● **INPUT DATA**:
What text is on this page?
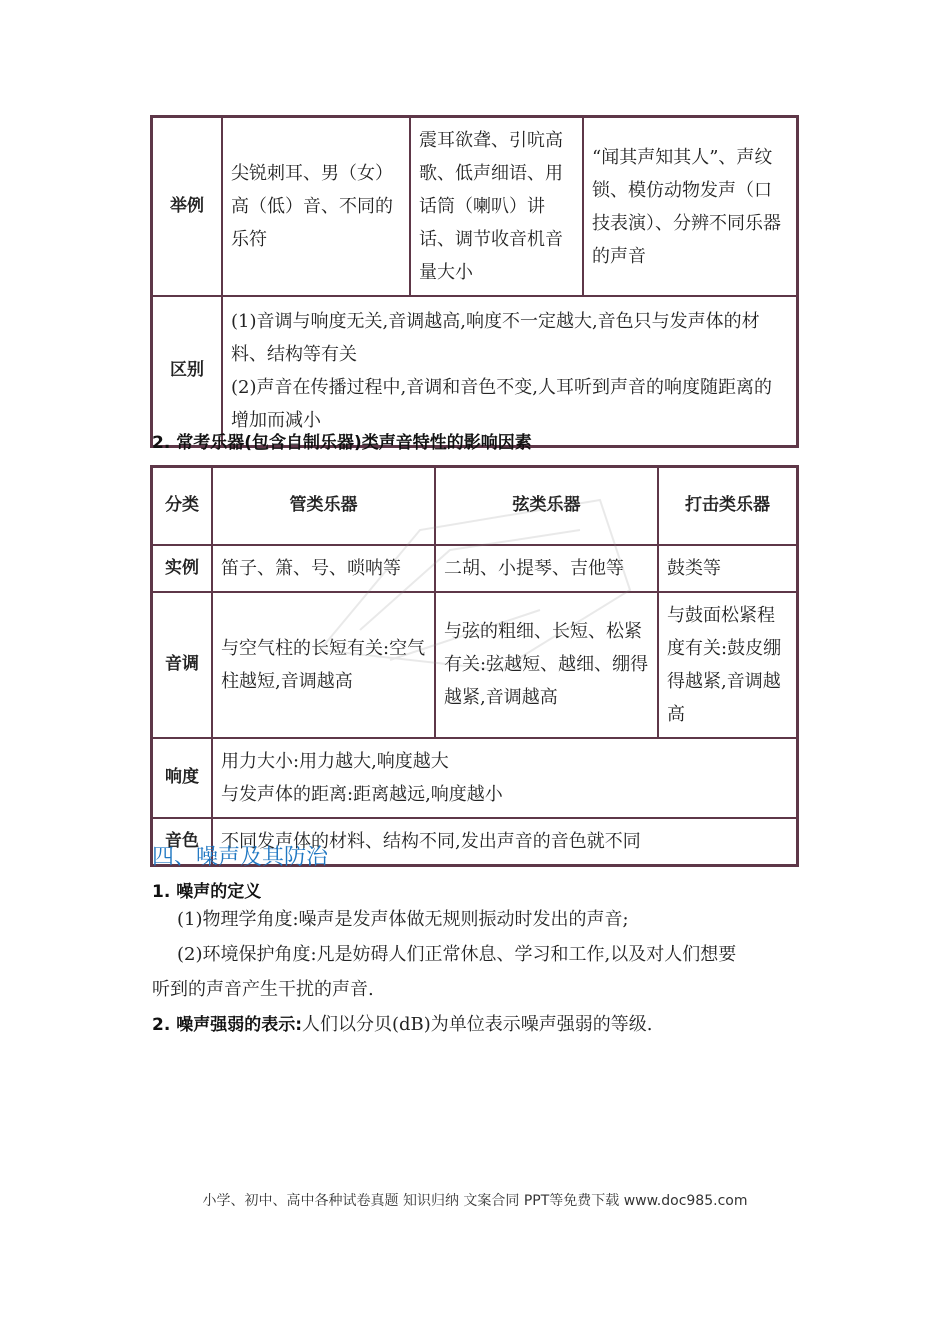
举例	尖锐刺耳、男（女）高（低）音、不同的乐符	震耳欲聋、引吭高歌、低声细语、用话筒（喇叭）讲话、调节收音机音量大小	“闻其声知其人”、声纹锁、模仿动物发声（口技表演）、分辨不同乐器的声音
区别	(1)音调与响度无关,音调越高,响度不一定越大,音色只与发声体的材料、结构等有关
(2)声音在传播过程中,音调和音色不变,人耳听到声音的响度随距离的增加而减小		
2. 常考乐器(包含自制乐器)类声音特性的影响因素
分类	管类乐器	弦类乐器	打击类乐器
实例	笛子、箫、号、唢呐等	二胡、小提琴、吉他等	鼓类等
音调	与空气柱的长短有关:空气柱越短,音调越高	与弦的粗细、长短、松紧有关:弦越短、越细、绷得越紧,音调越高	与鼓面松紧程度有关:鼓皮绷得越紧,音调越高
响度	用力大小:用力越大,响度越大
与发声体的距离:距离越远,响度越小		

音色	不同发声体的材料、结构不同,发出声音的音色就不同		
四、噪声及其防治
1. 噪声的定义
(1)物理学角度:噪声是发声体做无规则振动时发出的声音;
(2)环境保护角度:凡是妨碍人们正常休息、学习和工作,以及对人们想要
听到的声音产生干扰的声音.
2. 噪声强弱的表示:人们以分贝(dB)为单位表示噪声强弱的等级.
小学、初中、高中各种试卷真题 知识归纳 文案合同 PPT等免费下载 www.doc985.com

● **GOAL OF THE EXERCISE**: Find all the lines containing "音调越高" in the material, then copy them.

● **OUTPUT FOR THIS TASK**:
区别	(1)音调与响度无关,音调越高,响度不一定越大,音色只与发声体的材料、结构等有关
音调	与空气柱的长短有关:空气柱越短,音调越高	与弦的粗细、长短、松紧有关:弦越短、越细、绷得越紧,音调越高	与鼓面松紧程度有关:鼓皮绷得越紧,音调越高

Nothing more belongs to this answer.